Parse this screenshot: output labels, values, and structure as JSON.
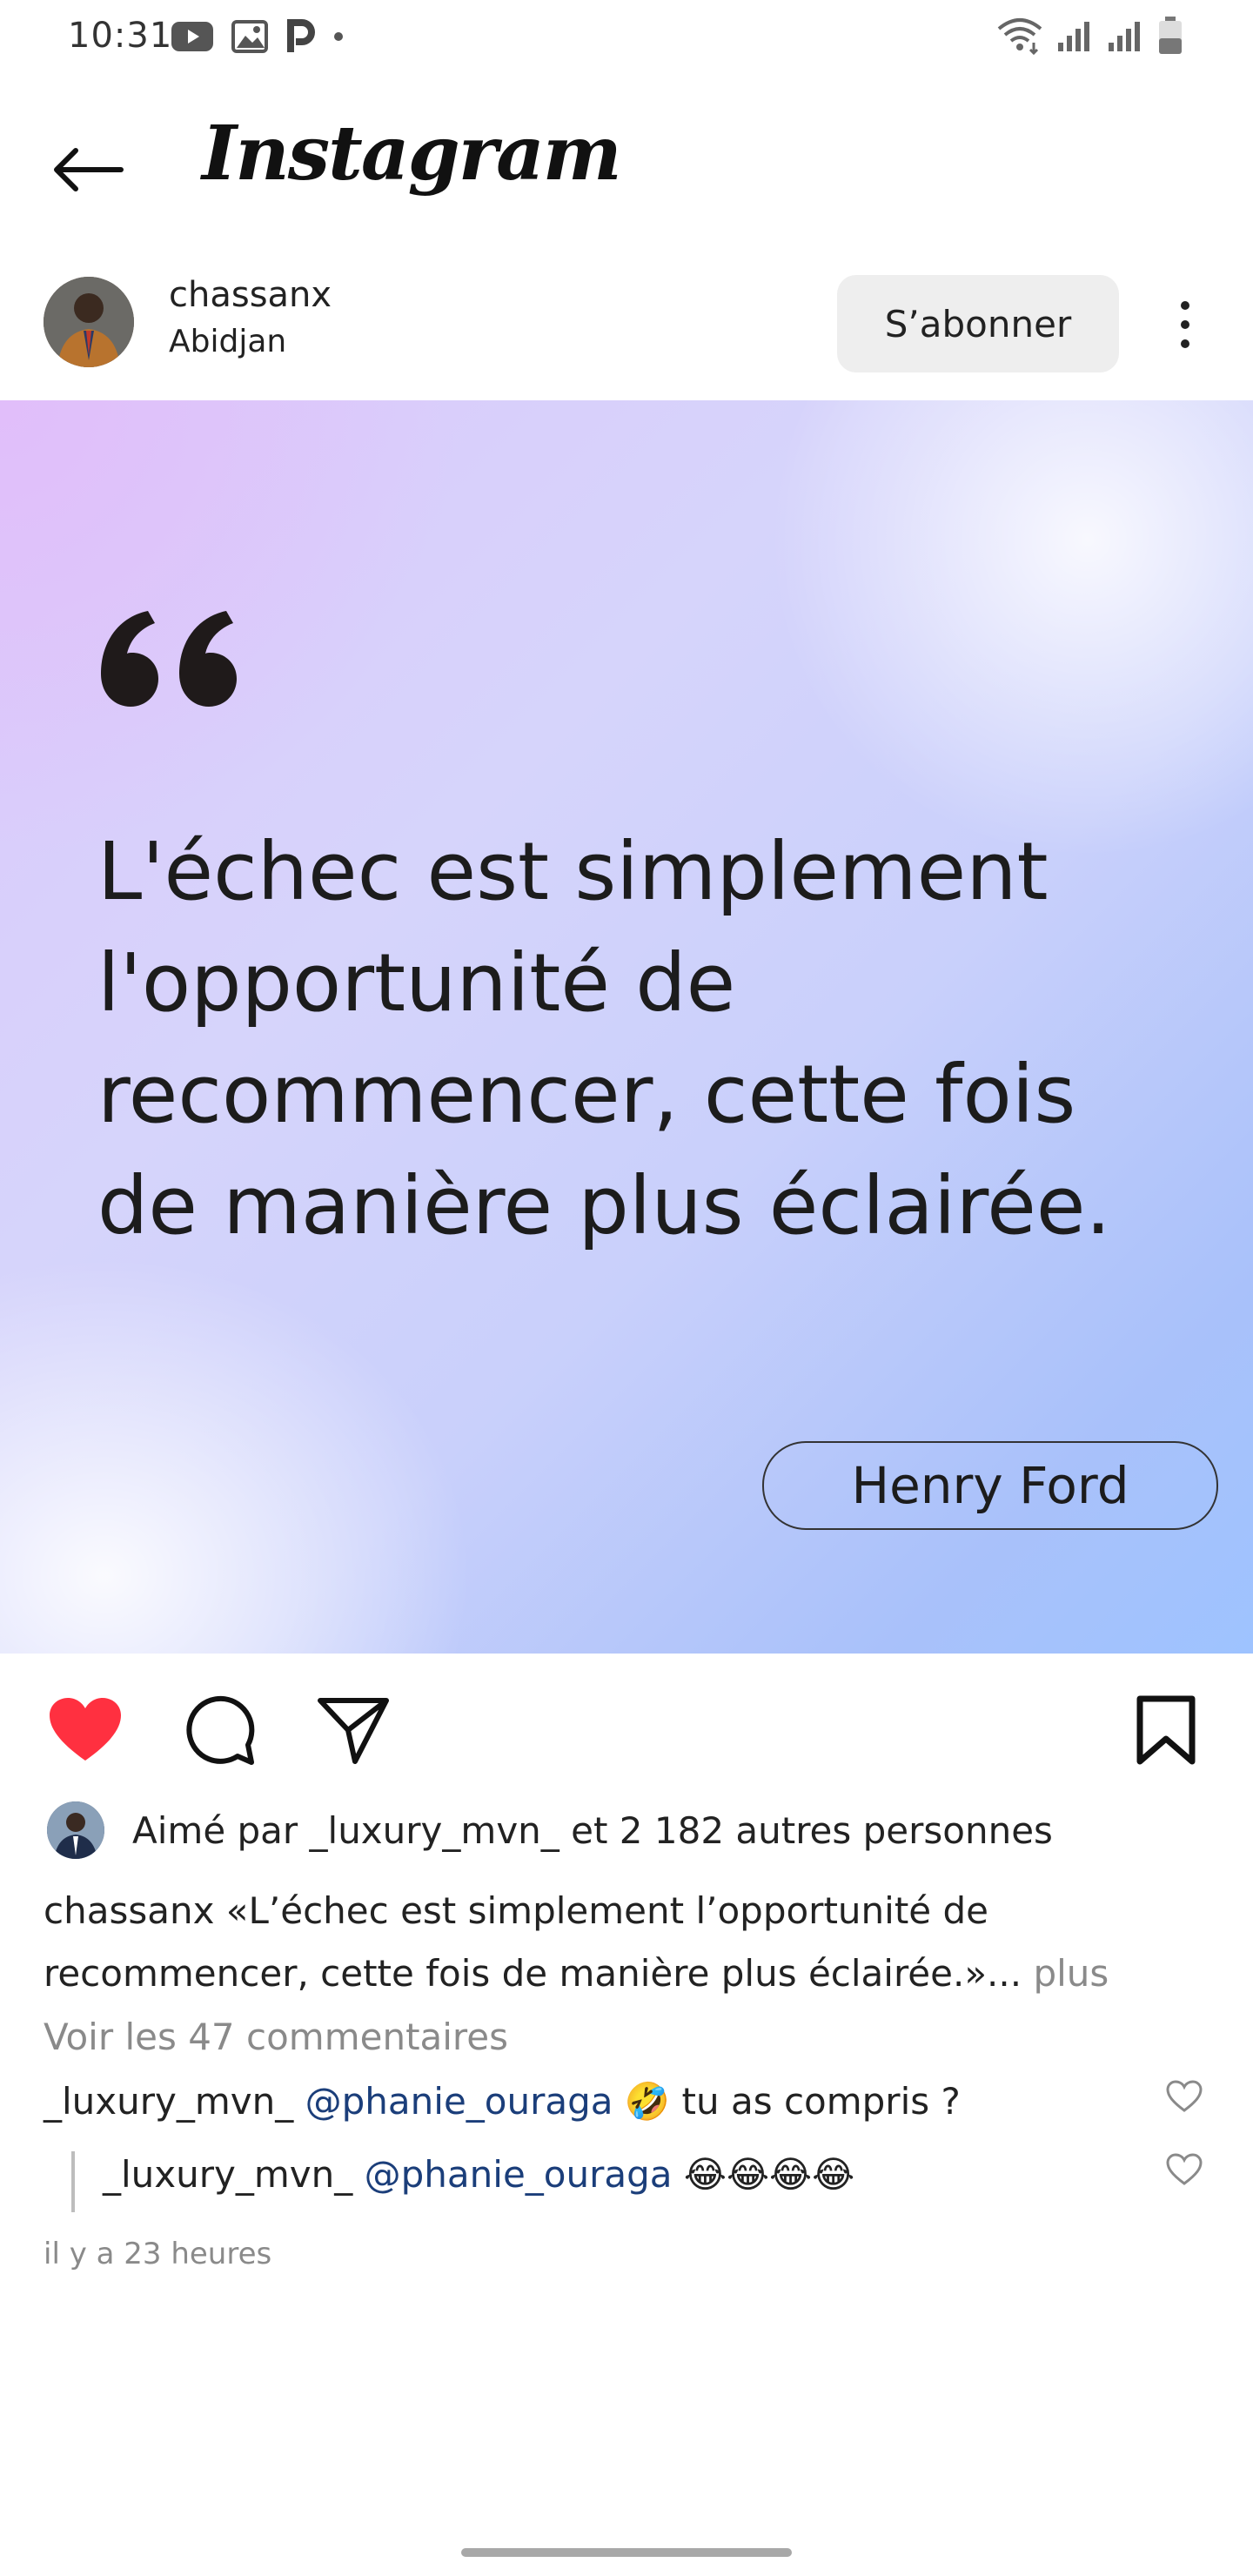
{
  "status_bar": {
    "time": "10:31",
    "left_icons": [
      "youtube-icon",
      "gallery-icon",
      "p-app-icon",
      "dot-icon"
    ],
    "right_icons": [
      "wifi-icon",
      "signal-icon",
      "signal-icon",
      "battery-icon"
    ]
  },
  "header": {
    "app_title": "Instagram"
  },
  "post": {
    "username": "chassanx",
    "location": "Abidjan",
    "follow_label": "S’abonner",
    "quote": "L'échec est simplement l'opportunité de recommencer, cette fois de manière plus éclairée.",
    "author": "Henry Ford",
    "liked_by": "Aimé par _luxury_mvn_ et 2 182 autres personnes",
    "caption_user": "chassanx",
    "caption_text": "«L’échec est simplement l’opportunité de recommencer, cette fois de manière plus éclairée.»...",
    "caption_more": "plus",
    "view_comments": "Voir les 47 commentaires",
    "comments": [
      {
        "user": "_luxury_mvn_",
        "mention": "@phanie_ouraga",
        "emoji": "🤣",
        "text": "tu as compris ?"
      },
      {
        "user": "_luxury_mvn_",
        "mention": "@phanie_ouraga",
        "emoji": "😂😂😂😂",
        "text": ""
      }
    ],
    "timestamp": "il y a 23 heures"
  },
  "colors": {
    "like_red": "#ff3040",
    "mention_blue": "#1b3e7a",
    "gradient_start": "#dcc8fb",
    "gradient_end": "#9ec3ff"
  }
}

┄┄┄┄┄┄┄┄┄┄┄┄┄┄┄┄┄┄┄┄

TASK DESCRIPTION: Count the lines that hold the string "opportunité" and state that number alone.

EXERCISE OUTPUT: 2